* [EXERCISE DETAILS]: Repeat every line of the listing below exactly, minus the pictures.

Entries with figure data
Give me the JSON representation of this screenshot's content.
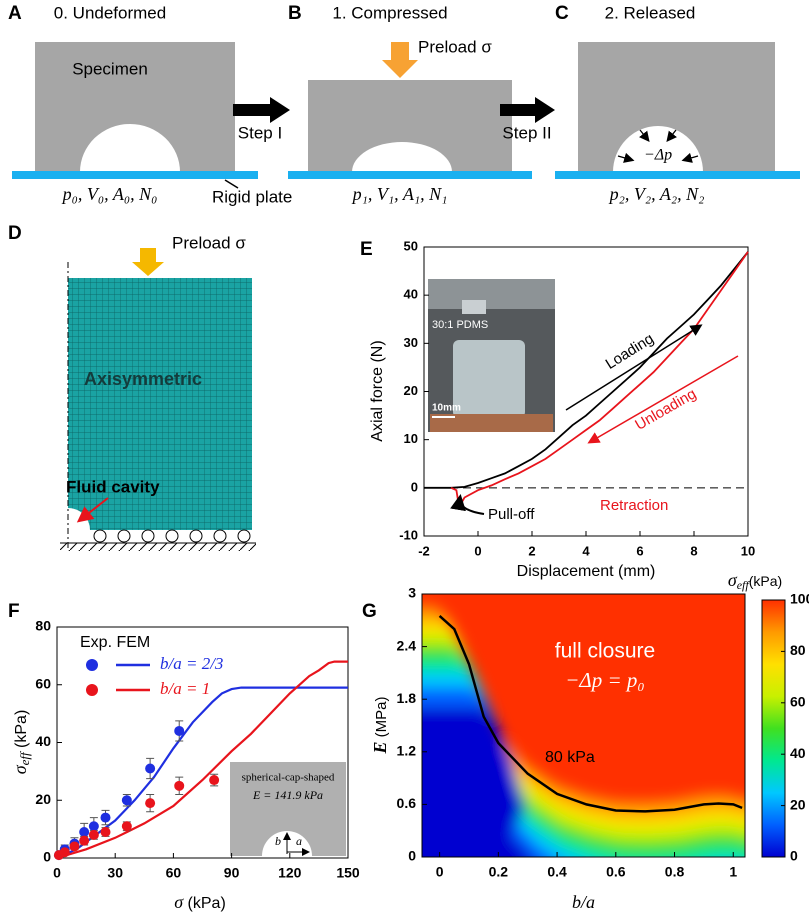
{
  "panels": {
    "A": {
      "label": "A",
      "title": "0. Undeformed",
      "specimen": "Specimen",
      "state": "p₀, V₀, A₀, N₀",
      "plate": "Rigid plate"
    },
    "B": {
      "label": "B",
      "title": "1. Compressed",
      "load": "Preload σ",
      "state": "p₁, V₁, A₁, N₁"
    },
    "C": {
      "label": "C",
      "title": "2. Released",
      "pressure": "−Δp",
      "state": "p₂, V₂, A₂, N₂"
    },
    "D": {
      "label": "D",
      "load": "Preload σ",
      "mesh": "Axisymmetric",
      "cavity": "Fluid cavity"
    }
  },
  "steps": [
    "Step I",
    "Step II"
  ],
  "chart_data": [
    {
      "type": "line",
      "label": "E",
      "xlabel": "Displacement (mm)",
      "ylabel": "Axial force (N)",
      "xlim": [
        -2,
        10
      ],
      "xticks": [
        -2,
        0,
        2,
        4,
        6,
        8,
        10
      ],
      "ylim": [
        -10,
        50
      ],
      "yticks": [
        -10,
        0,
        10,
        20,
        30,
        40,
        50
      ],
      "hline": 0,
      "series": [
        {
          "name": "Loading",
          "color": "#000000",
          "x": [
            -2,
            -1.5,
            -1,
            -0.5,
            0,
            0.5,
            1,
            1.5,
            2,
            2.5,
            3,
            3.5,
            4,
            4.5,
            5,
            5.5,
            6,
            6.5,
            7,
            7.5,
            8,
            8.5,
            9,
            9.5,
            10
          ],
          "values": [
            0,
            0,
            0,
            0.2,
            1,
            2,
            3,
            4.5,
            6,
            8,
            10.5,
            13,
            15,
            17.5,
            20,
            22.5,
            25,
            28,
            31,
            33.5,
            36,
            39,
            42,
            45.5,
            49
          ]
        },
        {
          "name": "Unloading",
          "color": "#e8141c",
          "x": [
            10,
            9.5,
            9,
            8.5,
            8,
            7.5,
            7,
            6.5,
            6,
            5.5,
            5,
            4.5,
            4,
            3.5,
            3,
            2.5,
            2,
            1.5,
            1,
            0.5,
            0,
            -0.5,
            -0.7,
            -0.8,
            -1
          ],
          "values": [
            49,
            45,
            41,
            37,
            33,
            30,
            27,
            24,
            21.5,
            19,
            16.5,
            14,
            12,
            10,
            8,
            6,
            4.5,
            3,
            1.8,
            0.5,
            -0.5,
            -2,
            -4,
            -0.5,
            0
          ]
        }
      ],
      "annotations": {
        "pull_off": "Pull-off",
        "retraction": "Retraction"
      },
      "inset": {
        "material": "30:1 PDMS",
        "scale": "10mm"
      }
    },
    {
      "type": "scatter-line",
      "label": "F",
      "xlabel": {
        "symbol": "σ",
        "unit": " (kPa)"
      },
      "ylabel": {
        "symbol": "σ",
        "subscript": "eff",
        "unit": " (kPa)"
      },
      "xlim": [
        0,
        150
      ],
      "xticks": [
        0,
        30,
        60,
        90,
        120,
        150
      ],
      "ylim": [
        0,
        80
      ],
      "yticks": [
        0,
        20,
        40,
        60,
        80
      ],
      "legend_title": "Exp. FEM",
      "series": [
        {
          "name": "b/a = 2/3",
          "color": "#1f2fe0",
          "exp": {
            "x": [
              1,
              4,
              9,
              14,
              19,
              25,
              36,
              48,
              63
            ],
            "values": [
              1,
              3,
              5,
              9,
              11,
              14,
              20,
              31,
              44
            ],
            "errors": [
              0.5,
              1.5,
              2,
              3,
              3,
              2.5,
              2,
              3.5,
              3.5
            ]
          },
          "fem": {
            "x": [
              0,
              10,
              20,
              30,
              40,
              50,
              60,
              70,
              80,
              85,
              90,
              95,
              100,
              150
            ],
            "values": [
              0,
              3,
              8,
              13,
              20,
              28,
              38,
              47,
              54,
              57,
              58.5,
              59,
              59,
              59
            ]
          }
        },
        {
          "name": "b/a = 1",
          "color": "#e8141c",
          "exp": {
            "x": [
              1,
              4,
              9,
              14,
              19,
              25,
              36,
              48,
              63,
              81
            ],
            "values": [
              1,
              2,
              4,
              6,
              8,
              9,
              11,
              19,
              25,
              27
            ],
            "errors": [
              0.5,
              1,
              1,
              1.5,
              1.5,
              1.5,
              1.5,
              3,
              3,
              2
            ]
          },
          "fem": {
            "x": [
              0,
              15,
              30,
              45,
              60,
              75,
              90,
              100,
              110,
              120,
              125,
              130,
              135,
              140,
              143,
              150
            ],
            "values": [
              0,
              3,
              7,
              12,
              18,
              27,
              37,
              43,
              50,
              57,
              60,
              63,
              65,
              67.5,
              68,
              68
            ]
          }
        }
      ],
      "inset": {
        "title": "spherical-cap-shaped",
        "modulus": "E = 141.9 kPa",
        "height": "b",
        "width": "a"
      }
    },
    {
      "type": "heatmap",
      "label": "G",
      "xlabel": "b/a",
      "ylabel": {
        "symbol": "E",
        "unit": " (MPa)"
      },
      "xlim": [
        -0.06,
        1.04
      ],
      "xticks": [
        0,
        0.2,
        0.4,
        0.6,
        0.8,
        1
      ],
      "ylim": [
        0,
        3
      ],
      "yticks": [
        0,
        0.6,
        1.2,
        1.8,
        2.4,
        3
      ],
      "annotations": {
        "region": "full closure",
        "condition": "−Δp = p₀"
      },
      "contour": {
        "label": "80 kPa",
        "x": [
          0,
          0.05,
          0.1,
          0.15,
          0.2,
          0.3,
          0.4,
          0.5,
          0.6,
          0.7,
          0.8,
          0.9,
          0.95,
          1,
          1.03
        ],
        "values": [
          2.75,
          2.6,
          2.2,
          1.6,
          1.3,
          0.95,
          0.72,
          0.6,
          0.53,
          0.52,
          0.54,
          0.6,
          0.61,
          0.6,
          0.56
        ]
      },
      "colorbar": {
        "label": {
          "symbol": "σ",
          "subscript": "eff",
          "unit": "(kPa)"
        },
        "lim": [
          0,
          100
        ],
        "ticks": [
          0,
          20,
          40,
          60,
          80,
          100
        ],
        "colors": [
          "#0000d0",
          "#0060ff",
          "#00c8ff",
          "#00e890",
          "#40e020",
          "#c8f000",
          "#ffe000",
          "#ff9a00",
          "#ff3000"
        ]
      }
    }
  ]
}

* [THE COMPLETED TASK]:
Give me the JSON representation of this screenshot's content.
{
  "panels": {
    "A": {
      "label": "A",
      "title": "0. Undeformed",
      "specimen": "Specimen",
      "state": "p₀, V₀, A₀, N₀",
      "plate": "Rigid plate"
    },
    "B": {
      "label": "B",
      "title": "1. Compressed",
      "load": "Preload σ",
      "state": "p₁, V₁, A₁, N₁"
    },
    "C": {
      "label": "C",
      "title": "2. Released",
      "pressure": "−Δp",
      "state": "p₂, V₂, A₂, N₂"
    },
    "D": {
      "label": "D",
      "load": "Preload σ",
      "mesh": "Axisymmetric",
      "cavity": "Fluid cavity"
    }
  },
  "steps": [
    "Step I",
    "Step II"
  ],
  "chart_data": [
    {
      "type": "line",
      "label": "E",
      "xlabel": "Displacement (mm)",
      "ylabel": "Axial force (N)",
      "xlim": [
        -2,
        10
      ],
      "xticks": [
        -2,
        0,
        2,
        4,
        6,
        8,
        10
      ],
      "ylim": [
        -10,
        50
      ],
      "yticks": [
        -10,
        0,
        10,
        20,
        30,
        40,
        50
      ],
      "hline": 0,
      "series": [
        {
          "name": "Loading",
          "color": "#000000",
          "x": [
            -2,
            -1.5,
            -1,
            -0.5,
            0,
            0.5,
            1,
            1.5,
            2,
            2.5,
            3,
            3.5,
            4,
            4.5,
            5,
            5.5,
            6,
            6.5,
            7,
            7.5,
            8,
            8.5,
            9,
            9.5,
            10
          ],
          "values": [
            0,
            0,
            0,
            0.2,
            1,
            2,
            3,
            4.5,
            6,
            8,
            10.5,
            13,
            15,
            17.5,
            20,
            22.5,
            25,
            28,
            31,
            33.5,
            36,
            39,
            42,
            45.5,
            49
          ]
        },
        {
          "name": "Unloading",
          "color": "#e8141c",
          "x": [
            10,
            9.5,
            9,
            8.5,
            8,
            7.5,
            7,
            6.5,
            6,
            5.5,
            5,
            4.5,
            4,
            3.5,
            3,
            2.5,
            2,
            1.5,
            1,
            0.5,
            0,
            -0.5,
            -0.7,
            -0.8,
            -1
          ],
          "values": [
            49,
            45,
            41,
            37,
            33,
            30,
            27,
            24,
            21.5,
            19,
            16.5,
            14,
            12,
            10,
            8,
            6,
            4.5,
            3,
            1.8,
            0.5,
            -0.5,
            -2,
            -4,
            -0.5,
            0
          ]
        }
      ],
      "annotations": {
        "pull_off": "Pull-off",
        "retraction": "Retraction"
      },
      "inset": {
        "material": "30:1 PDMS",
        "scale": "10mm"
      }
    },
    {
      "type": "scatter-line",
      "label": "F",
      "xlabel": {
        "symbol": "σ",
        "unit": " (kPa)"
      },
      "ylabel": {
        "symbol": "σ",
        "subscript": "eff",
        "unit": " (kPa)"
      },
      "xlim": [
        0,
        150
      ],
      "xticks": [
        0,
        30,
        60,
        90,
        120,
        150
      ],
      "ylim": [
        0,
        80
      ],
      "yticks": [
        0,
        20,
        40,
        60,
        80
      ],
      "legend_title": "Exp. FEM",
      "series": [
        {
          "name": "b/a = 2/3",
          "color": "#1f2fe0",
          "exp": {
            "x": [
              1,
              4,
              9,
              14,
              19,
              25,
              36,
              48,
              63
            ],
            "values": [
              1,
              3,
              5,
              9,
              11,
              14,
              20,
              31,
              44
            ],
            "errors": [
              0.5,
              1.5,
              2,
              3,
              3,
              2.5,
              2,
              3.5,
              3.5
            ]
          },
          "fem": {
            "x": [
              0,
              10,
              20,
              30,
              40,
              50,
              60,
              70,
              80,
              85,
              90,
              95,
              100,
              150
            ],
            "values": [
              0,
              3,
              8,
              13,
              20,
              28,
              38,
              47,
              54,
              57,
              58.5,
              59,
              59,
              59
            ]
          }
        },
        {
          "name": "b/a = 1",
          "color": "#e8141c",
          "exp": {
            "x": [
              1,
              4,
              9,
              14,
              19,
              25,
              36,
              48,
              63,
              81
            ],
            "values": [
              1,
              2,
              4,
              6,
              8,
              9,
              11,
              19,
              25,
              27
            ],
            "errors": [
              0.5,
              1,
              1,
              1.5,
              1.5,
              1.5,
              1.5,
              3,
              3,
              2
            ]
          },
          "fem": {
            "x": [
              0,
              15,
              30,
              45,
              60,
              75,
              90,
              100,
              110,
              120,
              125,
              130,
              135,
              140,
              143,
              150
            ],
            "values": [
              0,
              3,
              7,
              12,
              18,
              27,
              37,
              43,
              50,
              57,
              60,
              63,
              65,
              67.5,
              68,
              68
            ]
          }
        }
      ],
      "inset": {
        "title": "spherical-cap-shaped",
        "modulus": "E = 141.9 kPa",
        "height": "b",
        "width": "a"
      }
    },
    {
      "type": "heatmap",
      "label": "G",
      "xlabel": "b/a",
      "ylabel": {
        "symbol": "E",
        "unit": " (MPa)"
      },
      "xlim": [
        -0.06,
        1.04
      ],
      "xticks": [
        0,
        0.2,
        0.4,
        0.6,
        0.8,
        1
      ],
      "ylim": [
        0,
        3
      ],
      "yticks": [
        0,
        0.6,
        1.2,
        1.8,
        2.4,
        3
      ],
      "annotations": {
        "region": "full closure",
        "condition": "−Δp = p₀"
      },
      "contour": {
        "label": "80 kPa",
        "x": [
          0,
          0.05,
          0.1,
          0.15,
          0.2,
          0.3,
          0.4,
          0.5,
          0.6,
          0.7,
          0.8,
          0.9,
          0.95,
          1,
          1.03
        ],
        "values": [
          2.75,
          2.6,
          2.2,
          1.6,
          1.3,
          0.95,
          0.72,
          0.6,
          0.53,
          0.52,
          0.54,
          0.6,
          0.61,
          0.6,
          0.56
        ]
      },
      "colorbar": {
        "label": {
          "symbol": "σ",
          "subscript": "eff",
          "unit": "(kPa)"
        },
        "lim": [
          0,
          100
        ],
        "ticks": [
          0,
          20,
          40,
          60,
          80,
          100
        ],
        "colors": [
          "#0000d0",
          "#0060ff",
          "#00c8ff",
          "#00e890",
          "#40e020",
          "#c8f000",
          "#ffe000",
          "#ff9a00",
          "#ff3000"
        ]
      }
    }
  ]
}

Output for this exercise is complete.